> Aim
Extract the data exactly, missing nothing.
— START Input material —
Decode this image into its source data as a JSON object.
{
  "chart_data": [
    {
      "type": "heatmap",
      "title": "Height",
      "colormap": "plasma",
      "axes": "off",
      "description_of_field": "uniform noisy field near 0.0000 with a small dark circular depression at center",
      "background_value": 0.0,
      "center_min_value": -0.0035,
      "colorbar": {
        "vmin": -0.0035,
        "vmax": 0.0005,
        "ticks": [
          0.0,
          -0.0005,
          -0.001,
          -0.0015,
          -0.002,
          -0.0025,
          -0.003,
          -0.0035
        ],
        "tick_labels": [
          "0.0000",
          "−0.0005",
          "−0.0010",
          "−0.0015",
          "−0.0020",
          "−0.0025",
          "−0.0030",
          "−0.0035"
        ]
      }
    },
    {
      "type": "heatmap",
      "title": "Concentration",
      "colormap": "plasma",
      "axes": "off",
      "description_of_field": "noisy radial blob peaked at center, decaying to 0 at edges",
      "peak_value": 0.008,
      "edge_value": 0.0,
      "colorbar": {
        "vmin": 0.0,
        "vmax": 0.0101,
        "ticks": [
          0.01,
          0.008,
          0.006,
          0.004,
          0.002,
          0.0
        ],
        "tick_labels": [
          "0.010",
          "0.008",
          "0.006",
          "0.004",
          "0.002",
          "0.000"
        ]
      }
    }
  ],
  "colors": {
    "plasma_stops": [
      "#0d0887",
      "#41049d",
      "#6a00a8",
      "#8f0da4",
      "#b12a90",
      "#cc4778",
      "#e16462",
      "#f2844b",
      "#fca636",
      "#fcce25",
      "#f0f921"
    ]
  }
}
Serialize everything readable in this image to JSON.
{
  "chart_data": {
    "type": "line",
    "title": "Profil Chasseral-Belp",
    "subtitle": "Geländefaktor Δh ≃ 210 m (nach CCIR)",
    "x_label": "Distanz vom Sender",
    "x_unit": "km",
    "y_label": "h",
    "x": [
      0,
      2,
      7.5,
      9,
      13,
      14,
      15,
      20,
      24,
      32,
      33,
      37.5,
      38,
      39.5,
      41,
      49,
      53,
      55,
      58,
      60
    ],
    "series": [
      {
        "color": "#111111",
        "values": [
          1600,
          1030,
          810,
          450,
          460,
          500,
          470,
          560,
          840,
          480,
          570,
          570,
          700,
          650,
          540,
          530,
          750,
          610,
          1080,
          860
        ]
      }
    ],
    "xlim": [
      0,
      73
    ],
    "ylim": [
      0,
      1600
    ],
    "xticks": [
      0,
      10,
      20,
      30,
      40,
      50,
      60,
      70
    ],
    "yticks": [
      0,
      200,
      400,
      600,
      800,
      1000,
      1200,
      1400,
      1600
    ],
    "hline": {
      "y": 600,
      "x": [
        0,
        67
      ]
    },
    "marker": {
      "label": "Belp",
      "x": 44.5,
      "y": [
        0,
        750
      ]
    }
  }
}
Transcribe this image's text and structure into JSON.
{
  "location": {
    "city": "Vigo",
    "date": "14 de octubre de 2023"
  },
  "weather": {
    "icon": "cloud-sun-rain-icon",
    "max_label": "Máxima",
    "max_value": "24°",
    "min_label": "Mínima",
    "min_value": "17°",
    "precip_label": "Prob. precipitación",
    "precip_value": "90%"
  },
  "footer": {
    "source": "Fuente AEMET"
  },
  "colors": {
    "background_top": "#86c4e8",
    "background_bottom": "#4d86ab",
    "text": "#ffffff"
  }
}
— END Input material —
> Task output
Decode this image into its source data as a JSON object.
{
  "chart_data": [
    {
      "type": "heatmap",
      "title": "Height",
      "colormap": "plasma",
      "axes": "off",
      "description_of_field": "uniform noisy field near 0.0000 with a small dark circular depression at center",
      "background_value": 0.0,
      "center_min_value": -0.0035,
      "colorbar": {
        "vmin": -0.0035,
        "vmax": 0.0005,
        "ticks": [
          0.0,
          -0.0005,
          -0.001,
          -0.0015,
          -0.002,
          -0.0025,
          -0.003,
          -0.0035
        ],
        "tick_labels": [
          "0.0000",
          "−0.0005",
          "−0.0010",
          "−0.0015",
          "−0.0020",
          "−0.0025",
          "−0.0030",
          "−0.0035"
        ]
      }
    },
    {
      "type": "heatmap",
      "title": "Concentration",
      "colormap": "plasma",
      "axes": "off",
      "description_of_field": "noisy radial blob peaked at center, decaying to 0 at edges",
      "peak_value": 0.008,
      "edge_value": 0.0,
      "colorbar": {
        "vmin": 0.0,
        "vmax": 0.0101,
        "ticks": [
          0.01,
          0.008,
          0.006,
          0.004,
          0.002,
          0.0
        ],
        "tick_labels": [
          "0.010",
          "0.008",
          "0.006",
          "0.004",
          "0.002",
          "0.000"
        ]
      }
    }
  ],
  "colors": {
    "plasma_stops": [
      "#0d0887",
      "#41049d",
      "#6a00a8",
      "#8f0da4",
      "#b12a90",
      "#cc4778",
      "#e16462",
      "#f2844b",
      "#fca636",
      "#fcce25",
      "#f0f921"
    ]
  }
}
Serialize everything readable in this image to JSON.
{
  "chart_data": {
    "type": "line",
    "title": "Profil Chasseral-Belp",
    "subtitle": "Geländefaktor Δh ≃ 210 m (nach CCIR)",
    "x_label": "Distanz vom Sender",
    "x_unit": "km",
    "y_label": "h",
    "x": [
      0,
      2,
      7.5,
      9,
      13,
      14,
      15,
      20,
      24,
      32,
      33,
      37.5,
      38,
      39.5,
      41,
      49,
      53,
      55,
      58,
      60
    ],
    "series": [
      {
        "color": "#111111",
        "values": [
          1600,
          1030,
          810,
          450,
          460,
          500,
          470,
          560,
          840,
          480,
          570,
          570,
          700,
          650,
          540,
          530,
          750,
          610,
          1080,
          860
        ]
      }
    ],
    "xlim": [
      0,
      73
    ],
    "ylim": [
      0,
      1600
    ],
    "xticks": [
      0,
      10,
      20,
      30,
      40,
      50,
      60,
      70
    ],
    "yticks": [
      0,
      200,
      400,
      600,
      800,
      1000,
      1200,
      1400,
      1600
    ],
    "hline": {
      "y": 600,
      "x": [
        0,
        67
      ]
    },
    "marker": {
      "label": "Belp",
      "x": 44.5,
      "y": [
        0,
        750
      ]
    }
  }
}
Transcribe this image's text and structure into JSON.
{
  "location": {
    "city": "Vigo",
    "date": "14 de octubre de 2023"
  },
  "weather": {
    "icon": "cloud-sun-rain-icon",
    "max_label": "Máxima",
    "max_value": "24°",
    "min_label": "Mínima",
    "min_value": "17°",
    "precip_label": "Prob. precipitación",
    "precip_value": "90%"
  },
  "footer": {
    "source": "Fuente AEMET"
  },
  "colors": {
    "background_top": "#86c4e8",
    "background_bottom": "#4d86ab",
    "text": "#ffffff"
  }
}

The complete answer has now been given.